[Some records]
"""

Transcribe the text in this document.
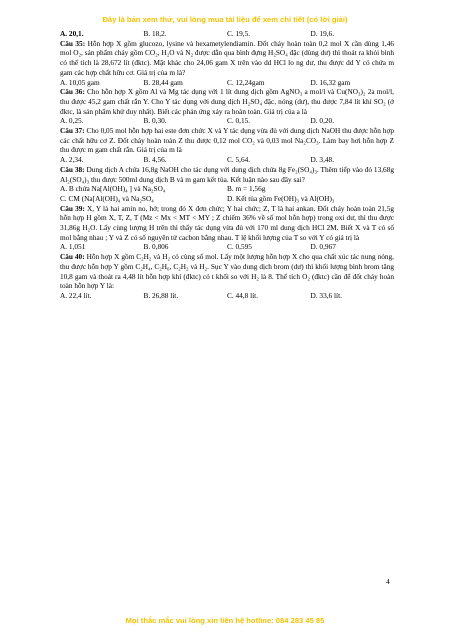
Đây là bản xem thử, vui lòng mua tài liệu để xem chi tiết (có lời giải)
A. 20,1.	B. 18,2.	C. 19,5.	D. 19,6.

Câu 35: Hỗn hợp X gồm glucozo, lysine và hexametylendiamin. Đốt cháy hoàn toàn 0,2 mol X cần dùng 1,46 mol O₂, sản phẩm cháy gồm CO₂, H₂O và N₂ được dẫn qua bình đựng H₂SO₄ đặc (dùng dư) thì thoát ra khỏi bình có thể tích là 28,672 lít (đktc). Mặt khác cho 24,06 gam X trên vào dd HCl lo ng dư, thu được dd Y có chứa m gam các hợp chất hữu cơ. Giá trị của m là?

A. 10,05 gam	B. 28,44 gam	C. 12,24gam	D. 16,32 gam

Câu 36: Cho hỗn hợp X gồm Al và Mg tác dụng với 1 lít dung dịch gồm AgNO₃ a mol/l và Cu(NO₃)₂ 2a mol/l, thu được 45,2 gam chất rắn Y. Cho Y tác dụng với dung dịch H₂SO₄ đặc, nóng (dư), thu được 7,84 lít khí SO₂ (ở đktc, là sản phẩm khử duy nhất). Biết các phản ứng xảy ra hoàn toàn. Giá trị của a là

A. 0,25.	B. 0,30.	C. 0,15.	D. 0,20.

Câu 37: Cho 0,05 mol hỗn hợp hai este đơn chức X và Y tác dụng vừa đủ với dung dịch NaOH thu được hỗn hợp các chất hữu cơ Z. Đốt cháy hoàn toàn Z thu được 0,12 mol CO₂ và 0,03 mol Na₂CO₃. Làm bay hơi hỗn hợp Z thu được m gam chất rắn. Giá trị của m là

A. 2,34.	B. 4,56.	C. 5,64.	D. 3,48.

Câu 38: Dung dịch A chứa 16,8g NaOH cho tác dụng với dung dịch chứa 8g Fe₂(SO₄)₃. Thêm tiếp vào đó 13,68g Al₂(SO₄)₃ thu được 500ml dung dịch B và m gam kết tủa. Kết luận nào sau đây sai?

A. B chứa Na[Al(OH)₄ ] và Na₂SO₄	B. m = 1,56g
C. CM (Na[Al(OH)₄ và Na₂SO₄	D. Kết tủa gồm Fe(OH)₃ và Al(OH)₃

Câu 39: X, Y là hai amin no, hở; trong đó X đơn chức; Y hai chức; Z, T là hai ankan. Đốt cháy hoàn toàn 21,5g hỗn hợp H gồm X, T, Z, T (Mz < Mx < MT < MY ; Z chiếm 36% về số mol hỗn hợp) trong oxi dư, thì thu được 31,86g H₂O. Lấy cùng lượng H trên thì thấy tác dụng vừa đủ với 170 ml dung dịch HCl 2M. Biết X và T có số mol bằng nhau ; Y và Z có số nguyên tử cacbon bằng nhau. T lệ khối lượng của T so với Y có giá trị là

A. 1,051	B. 0,806	C. 0,595	D. 0,967

Câu 40: Hỗn hợp X gồm C₂H₂ và H₂ có cùng số mol. Lấy một lượng hỗn hợp X cho qua chất xúc tác nung nóng, thu được hỗn hợp Y gồm C₂H₄, C₂H₆, C₂H₂ và H₂. Sục Y vào dung dịch brom (dư) thì khối lượng bình brom tăng 10,8 gam và thoát ra 4,48 lít hỗn hợp khí (đktc) có t khối so với H₂ là 8. Thể tích O₂ (đktc) cần để đốt cháy hoàn toàn hỗn hợp Y là:

A. 22,4 lít.	B. 26,88 lít.	C. 44,8 lít.	D. 33,6 lít.
4
Mọi thắc mắc vui lòng xin liên hệ hotline: 084 283 45 85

"""

* Requirements
Restate each line of the records exactly; pictures do not belong in the copy.

* Expected answer
Transcribe the text in this document.
Đây là bản xem thử, vui lòng mua tài liệu để xem chi tiết (có lời giải)
A. 20,1.	B. 18,2.	C. 19,5.	D. 19,6.

Câu 35: Hỗn hợp X gồm glucozo, lysine và hexametylendiamin. Đốt cháy hoàn toàn 0,2 mol X cần dùng 1,46 mol O₂, sản phẩm cháy gồm CO₂, H₂O và N₂ được dẫn qua bình đựng H₂SO₄ đặc (dùng dư) thì thoát ra khỏi bình có thể tích là 28,672 lít (đktc). Mặt khác cho 24,06 gam X trên vào dd HCl lo ng dư, thu được dd Y có chứa m gam các hợp chất hữu cơ. Giá trị của m là?

A. 10,05 gam	B. 28,44 gam	C. 12,24gam	D. 16,32 gam

Câu 36: Cho hỗn hợp X gồm Al và Mg tác dụng với 1 lít dung dịch gồm AgNO₃ a mol/l và Cu(NO₃)₂ 2a mol/l, thu được 45,2 gam chất rắn Y. Cho Y tác dụng với dung dịch H₂SO₄ đặc, nóng (dư), thu được 7,84 lít khí SO₂ (ở đktc, là sản phẩm khử duy nhất). Biết các phản ứng xảy ra hoàn toàn. Giá trị của a là

A. 0,25.	B. 0,30.	C. 0,15.	D. 0,20.

Câu 37: Cho 0,05 mol hỗn hợp hai este đơn chức X và Y tác dụng vừa đủ với dung dịch NaOH thu được hỗn hợp các chất hữu cơ Z. Đốt cháy hoàn toàn Z thu được 0,12 mol CO₂ và 0,03 mol Na₂CO₃. Làm bay hơi hỗn hợp Z thu được m gam chất rắn. Giá trị của m là

A. 2,34.	B. 4,56.	C. 5,64.	D. 3,48.

Câu 38: Dung dịch A chứa 16,8g NaOH cho tác dụng với dung dịch chứa 8g Fe₂(SO₄)₃. Thêm tiếp vào đó 13,68g Al₂(SO₄)₃ thu được 500ml dung dịch B và m gam kết tủa. Kết luận nào sau đây sai?

A. B chứa Na[Al(OH)₄ ] và Na₂SO₄	B. m = 1,56g
C. CM (Na[Al(OH)₄ và Na₂SO₄	D. Kết tủa gồm Fe(OH)₃ và Al(OH)₃

Câu 39: X, Y là hai amin no, hở; trong đó X đơn chức; Y hai chức; Z, T là hai ankan. Đốt cháy hoàn toàn 21,5g hỗn hợp H gồm X, T, Z, T (Mz < Mx < MT < MY ; Z chiếm 36% về số mol hỗn hợp) trong oxi dư, thì thu được 31,86g H₂O. Lấy cùng lượng H trên thì thấy tác dụng vừa đủ với 170 ml dung dịch HCl 2M. Biết X và T có số mol bằng nhau ; Y và Z có số nguyên tử cacbon bằng nhau. T lệ khối lượng của T so với Y có giá trị là

A. 1,051	B. 0,806	C. 0,595	D. 0,967

Câu 40: Hỗn hợp X gồm C₂H₂ và H₂ có cùng số mol. Lấy một lượng hỗn hợp X cho qua chất xúc tác nung nóng, thu được hỗn hợp Y gồm C₂H₄, C₂H₆, C₂H₂ và H₂. Sục Y vào dung dịch brom (dư) thì khối lượng bình brom tăng 10,8 gam và thoát ra 4,48 lít hỗn hợp khí (đktc) có t khối so với H₂ là 8. Thể tích O₂ (đktc) cần để đốt cháy hoàn toàn hỗn hợp Y là:

A. 22,4 lít.	B. 26,88 lít.	C. 44,8 lít.	D. 33,6 lít.
4
Mọi thắc mắc vui lòng xin liên hệ hotline: 084 283 45 85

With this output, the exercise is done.